— START OF DATASET RECORDS —
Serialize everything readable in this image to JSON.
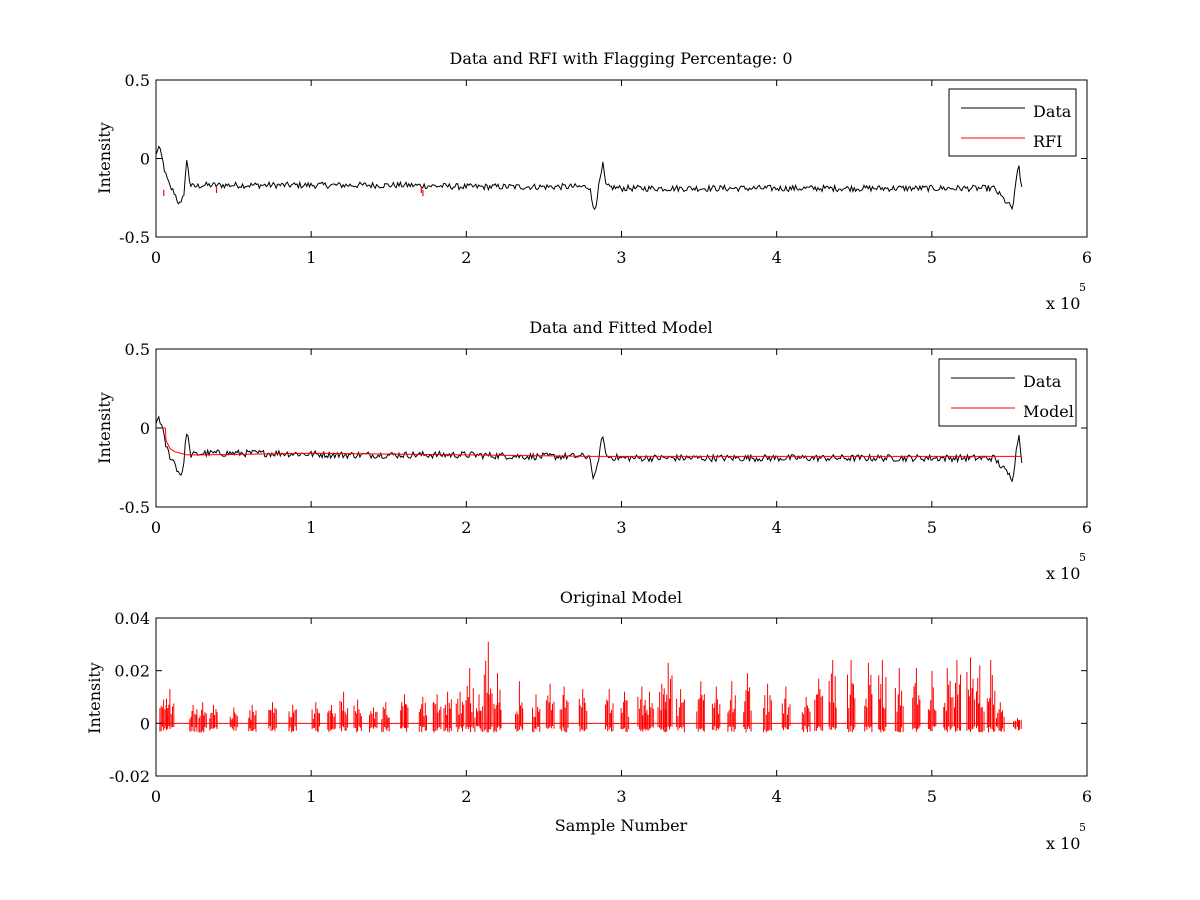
{
  "chart_data": [
    {
      "type": "line",
      "title": "Data and RFI with Flagging Percentage: 0",
      "xlabel": "",
      "ylabel": "Intensity",
      "xlim": [
        0,
        600000
      ],
      "ylim": [
        -0.5,
        0.5
      ],
      "xticks": [
        0,
        1,
        2,
        3,
        4,
        5,
        6
      ],
      "xtick_labels": [
        "0",
        "1",
        "2",
        "3",
        "4",
        "5",
        "6"
      ],
      "yticks": [
        -0.5,
        0,
        0.5
      ],
      "ytick_labels": [
        "-0.5",
        "0",
        "0.5"
      ],
      "x_exponent": {
        "base": "x 10",
        "power": "5"
      },
      "grid": false,
      "legend_position": "top-right",
      "series": [
        {
          "name": "Data",
          "color": "#000000",
          "style": "noisy-line",
          "noise": 0.02,
          "x": [
            0,
            1500,
            2500,
            4000,
            6000,
            9000,
            12000,
            14000,
            16000,
            18000,
            19000,
            20000,
            22000,
            24000,
            30000,
            50000,
            80000,
            120000,
            160000,
            200000,
            240000,
            280000,
            281000,
            283000,
            285000,
            288000,
            290000,
            300000,
            350000,
            400000,
            450000,
            500000,
            540000,
            550000,
            552000,
            554000,
            556000,
            558000
          ],
          "y": [
            0.02,
            0.08,
            0.05,
            0.0,
            -0.1,
            -0.18,
            -0.22,
            -0.27,
            -0.3,
            -0.22,
            -0.1,
            0.0,
            -0.17,
            -0.18,
            -0.17,
            -0.17,
            -0.17,
            -0.17,
            -0.17,
            -0.18,
            -0.18,
            -0.18,
            -0.3,
            -0.32,
            -0.2,
            -0.04,
            -0.18,
            -0.19,
            -0.19,
            -0.19,
            -0.19,
            -0.19,
            -0.19,
            -0.3,
            -0.32,
            -0.18,
            -0.03,
            -0.2
          ]
        },
        {
          "name": "RFI",
          "color": "#ff0000",
          "style": "spikes",
          "x": [
            5000,
            39000,
            171000,
            172000
          ],
          "y": [
            -0.22,
            -0.2,
            -0.2,
            -0.22
          ]
        }
      ]
    },
    {
      "type": "line",
      "title": "Data and Fitted Model",
      "xlabel": "",
      "ylabel": "Intensity",
      "xlim": [
        0,
        600000
      ],
      "ylim": [
        -0.5,
        0.5
      ],
      "xticks": [
        0,
        1,
        2,
        3,
        4,
        5,
        6
      ],
      "xtick_labels": [
        "0",
        "1",
        "2",
        "3",
        "4",
        "5",
        "6"
      ],
      "yticks": [
        -0.5,
        0,
        0.5
      ],
      "ytick_labels": [
        "-0.5",
        "0",
        "0.5"
      ],
      "x_exponent": {
        "base": "x 10",
        "power": "5"
      },
      "grid": false,
      "legend_position": "top-right",
      "series": [
        {
          "name": "Data",
          "color": "#000000",
          "style": "noisy-line",
          "noise": 0.022,
          "x": [
            0,
            1500,
            2500,
            4000,
            6000,
            9000,
            12000,
            14000,
            16000,
            18000,
            19000,
            20000,
            22000,
            24000,
            30000,
            50000,
            80000,
            120000,
            160000,
            200000,
            240000,
            280000,
            281000,
            283000,
            285000,
            288000,
            290000,
            300000,
            350000,
            400000,
            450000,
            500000,
            540000,
            550000,
            552000,
            554000,
            556000,
            558000
          ],
          "y": [
            0.02,
            0.08,
            0.05,
            0.0,
            -0.1,
            -0.18,
            -0.22,
            -0.27,
            -0.3,
            -0.22,
            -0.1,
            0.0,
            -0.17,
            -0.17,
            -0.16,
            -0.16,
            -0.16,
            -0.17,
            -0.17,
            -0.17,
            -0.18,
            -0.18,
            -0.3,
            -0.32,
            -0.2,
            -0.04,
            -0.18,
            -0.19,
            -0.19,
            -0.19,
            -0.19,
            -0.19,
            -0.19,
            -0.3,
            -0.32,
            -0.18,
            -0.03,
            -0.2
          ]
        },
        {
          "name": "Model",
          "color": "#ff0000",
          "style": "line",
          "x": [
            0,
            6000,
            6500,
            9000,
            12000,
            20000,
            30000,
            100000,
            200000,
            280000,
            290000,
            400000,
            500000,
            558000
          ],
          "y": [
            0.0,
            0.0,
            -0.08,
            -0.13,
            -0.15,
            -0.17,
            -0.17,
            -0.16,
            -0.17,
            -0.18,
            -0.18,
            -0.18,
            -0.18,
            -0.18
          ]
        }
      ]
    },
    {
      "type": "line",
      "title": "Original Model",
      "xlabel": "Sample Number",
      "ylabel": "Intensity",
      "xlim": [
        0,
        600000
      ],
      "ylim": [
        -0.02,
        0.04
      ],
      "xticks": [
        0,
        1,
        2,
        3,
        4,
        5,
        6
      ],
      "xtick_labels": [
        "0",
        "1",
        "2",
        "3",
        "4",
        "5",
        "6"
      ],
      "yticks": [
        -0.02,
        0,
        0.02,
        0.04
      ],
      "ytick_labels": [
        "-0.02",
        "0",
        "0.02",
        "0.04"
      ],
      "x_exponent": {
        "base": "x 10",
        "power": "5"
      },
      "grid": false,
      "legend_position": "none",
      "series": [
        {
          "name": "",
          "color": "#ff0000",
          "style": "spike-train",
          "x_start": 3000,
          "x_end": 557000,
          "baseline": 0,
          "peaks": [
            [
              5000,
              0.009
            ],
            [
              9000,
              0.013
            ],
            [
              24000,
              0.007
            ],
            [
              30000,
              0.008
            ],
            [
              37000,
              0.007
            ],
            [
              50000,
              0.006
            ],
            [
              62000,
              0.007
            ],
            [
              75000,
              0.008
            ],
            [
              88000,
              0.007
            ],
            [
              103000,
              0.008
            ],
            [
              113000,
              0.007
            ],
            [
              121000,
              0.012
            ],
            [
              130000,
              0.009
            ],
            [
              140000,
              0.006
            ],
            [
              148000,
              0.008
            ],
            [
              160000,
              0.011
            ],
            [
              172000,
              0.01
            ],
            [
              181000,
              0.011
            ],
            [
              188000,
              0.012
            ],
            [
              196000,
              0.012
            ],
            [
              202000,
              0.021
            ],
            [
              208000,
              0.011
            ],
            [
              214000,
              0.031
            ],
            [
              220000,
              0.019
            ],
            [
              234000,
              0.016
            ],
            [
              245000,
              0.011
            ],
            [
              254000,
              0.015
            ],
            [
              263000,
              0.014
            ],
            [
              275000,
              0.013
            ],
            [
              292000,
              0.013
            ],
            [
              302000,
              0.012
            ],
            [
              313000,
              0.014
            ],
            [
              318000,
              0.012
            ],
            [
              326000,
              0.015
            ],
            [
              330000,
              0.023
            ],
            [
              338000,
              0.013
            ],
            [
              351000,
              0.016
            ],
            [
              361000,
              0.014
            ],
            [
              371000,
              0.016
            ],
            [
              381000,
              0.019
            ],
            [
              394000,
              0.015
            ],
            [
              406000,
              0.014
            ],
            [
              419000,
              0.01
            ],
            [
              427000,
              0.017
            ],
            [
              436000,
              0.024
            ],
            [
              448000,
              0.024
            ],
            [
              459000,
              0.023
            ],
            [
              468000,
              0.024
            ],
            [
              479000,
              0.021
            ],
            [
              490000,
              0.021
            ],
            [
              500000,
              0.02
            ],
            [
              510000,
              0.021
            ],
            [
              516000,
              0.024
            ],
            [
              525000,
              0.025
            ],
            [
              531000,
              0.022
            ],
            [
              538000,
              0.024
            ],
            [
              544000,
              0.008
            ],
            [
              555000,
              0.002
            ]
          ]
        }
      ]
    }
  ]
}
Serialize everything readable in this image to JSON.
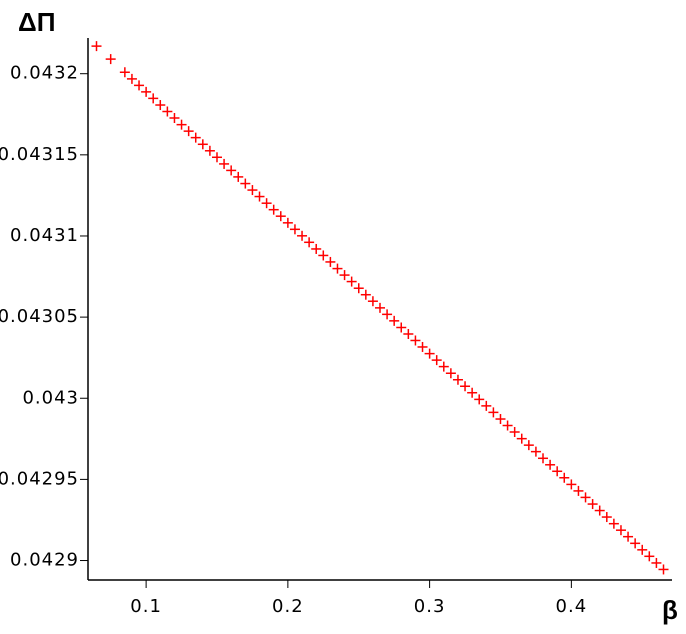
{
  "chart_data": {
    "type": "scatter",
    "marker": "+",
    "color": "#ff0000",
    "x_label": "β",
    "y_label": "ΔΠ",
    "x": [
      0.065,
      0.075,
      0.085,
      0.09,
      0.095,
      0.1,
      0.105,
      0.11,
      0.115,
      0.12,
      0.125,
      0.13,
      0.135,
      0.14,
      0.145,
      0.15,
      0.155,
      0.16,
      0.165,
      0.17,
      0.175,
      0.18,
      0.185,
      0.19,
      0.195,
      0.2,
      0.205,
      0.21,
      0.215,
      0.22,
      0.225,
      0.23,
      0.235,
      0.24,
      0.245,
      0.25,
      0.255,
      0.26,
      0.265,
      0.27,
      0.275,
      0.28,
      0.285,
      0.29,
      0.295,
      0.3,
      0.305,
      0.31,
      0.315,
      0.32,
      0.325,
      0.33,
      0.335,
      0.34,
      0.345,
      0.35,
      0.355,
      0.36,
      0.365,
      0.37,
      0.375,
      0.38,
      0.385,
      0.39,
      0.395,
      0.4,
      0.405,
      0.41,
      0.415,
      0.42,
      0.425,
      0.43,
      0.435,
      0.44,
      0.445,
      0.45,
      0.455,
      0.46,
      0.465
    ],
    "values": [
      0.043217,
      0.043209,
      0.0432009,
      0.0431968,
      0.0431928,
      0.0431888,
      0.0431848,
      0.0431807,
      0.0431767,
      0.0431727,
      0.0431686,
      0.0431646,
      0.0431606,
      0.0431565,
      0.0431525,
      0.0431485,
      0.0431444,
      0.0431404,
      0.0431364,
      0.0431323,
      0.0431283,
      0.0431243,
      0.0431202,
      0.0431162,
      0.0431122,
      0.0431081,
      0.0431041,
      0.0431001,
      0.0430961,
      0.043092,
      0.043088,
      0.043084,
      0.0430799,
      0.0430759,
      0.0430719,
      0.0430678,
      0.0430638,
      0.0430598,
      0.0430557,
      0.0430517,
      0.0430477,
      0.0430436,
      0.0430396,
      0.0430356,
      0.0430316,
      0.0430275,
      0.0430235,
      0.0430195,
      0.0430154,
      0.0430114,
      0.0430074,
      0.0430034,
      0.0429993,
      0.0429953,
      0.0429913,
      0.0429872,
      0.0429832,
      0.0429792,
      0.0429751,
      0.0429711,
      0.0429671,
      0.042963,
      0.042959,
      0.042955,
      0.042951,
      0.0429469,
      0.0429429,
      0.0429389,
      0.0429348,
      0.0429308,
      0.0429268,
      0.0429227,
      0.0429187,
      0.0429147,
      0.0429106,
      0.0429066,
      0.0429026,
      0.0428985,
      0.0428945
    ],
    "xlim": [
      0.059,
      0.471
    ],
    "xticks": [
      0.1,
      0.2,
      0.3,
      0.4
    ],
    "ylim": [
      0.042888,
      0.043222
    ],
    "yticks": [
      0.0429,
      0.04295,
      0.043,
      0.04305,
      0.0431,
      0.04315,
      0.0432
    ]
  }
}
— END OF DATASET RECORDS —
TASK DIRECTIONS:
Identify the lines of the entries containing the string "name". Copy each such line.

RESPONSE BELOW:
          "name": "Data",
          "name": "RFI",
          "name": "Data",
          "name": "Model",
          "name": "",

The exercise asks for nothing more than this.